■ REQUIRED WORK:
State the number of lines that contain "company", with no other text.

— Start INPUT RECORDS —

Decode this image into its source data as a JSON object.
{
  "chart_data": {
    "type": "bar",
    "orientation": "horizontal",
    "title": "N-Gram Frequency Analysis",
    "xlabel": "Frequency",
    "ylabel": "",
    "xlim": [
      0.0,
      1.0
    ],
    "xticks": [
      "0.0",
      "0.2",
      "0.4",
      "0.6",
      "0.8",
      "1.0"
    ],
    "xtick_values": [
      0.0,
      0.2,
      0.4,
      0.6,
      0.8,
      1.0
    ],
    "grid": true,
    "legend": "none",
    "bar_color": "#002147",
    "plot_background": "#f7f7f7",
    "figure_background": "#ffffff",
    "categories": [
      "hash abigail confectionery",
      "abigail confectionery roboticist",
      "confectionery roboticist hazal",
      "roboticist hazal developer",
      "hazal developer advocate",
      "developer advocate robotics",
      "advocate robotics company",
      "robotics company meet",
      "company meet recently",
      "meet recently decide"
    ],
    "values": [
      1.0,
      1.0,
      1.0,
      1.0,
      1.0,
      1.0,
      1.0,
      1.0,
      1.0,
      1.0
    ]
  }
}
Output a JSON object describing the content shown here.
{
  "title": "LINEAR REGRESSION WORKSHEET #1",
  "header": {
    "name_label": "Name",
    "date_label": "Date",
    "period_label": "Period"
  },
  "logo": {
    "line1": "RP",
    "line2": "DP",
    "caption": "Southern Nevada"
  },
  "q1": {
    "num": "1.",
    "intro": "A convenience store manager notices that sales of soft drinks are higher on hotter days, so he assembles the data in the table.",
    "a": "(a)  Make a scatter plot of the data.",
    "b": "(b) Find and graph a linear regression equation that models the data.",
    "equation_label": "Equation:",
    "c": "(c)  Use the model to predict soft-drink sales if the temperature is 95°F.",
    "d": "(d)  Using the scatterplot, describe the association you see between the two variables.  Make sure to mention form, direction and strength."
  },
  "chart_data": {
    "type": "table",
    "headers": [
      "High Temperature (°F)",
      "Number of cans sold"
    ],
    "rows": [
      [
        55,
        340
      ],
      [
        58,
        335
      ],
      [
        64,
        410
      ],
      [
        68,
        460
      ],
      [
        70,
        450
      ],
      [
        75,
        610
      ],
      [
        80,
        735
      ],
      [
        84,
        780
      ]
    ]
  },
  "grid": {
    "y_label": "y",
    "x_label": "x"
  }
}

— End INPUT RECORDS —

■ FINISHED EXERCISE:
3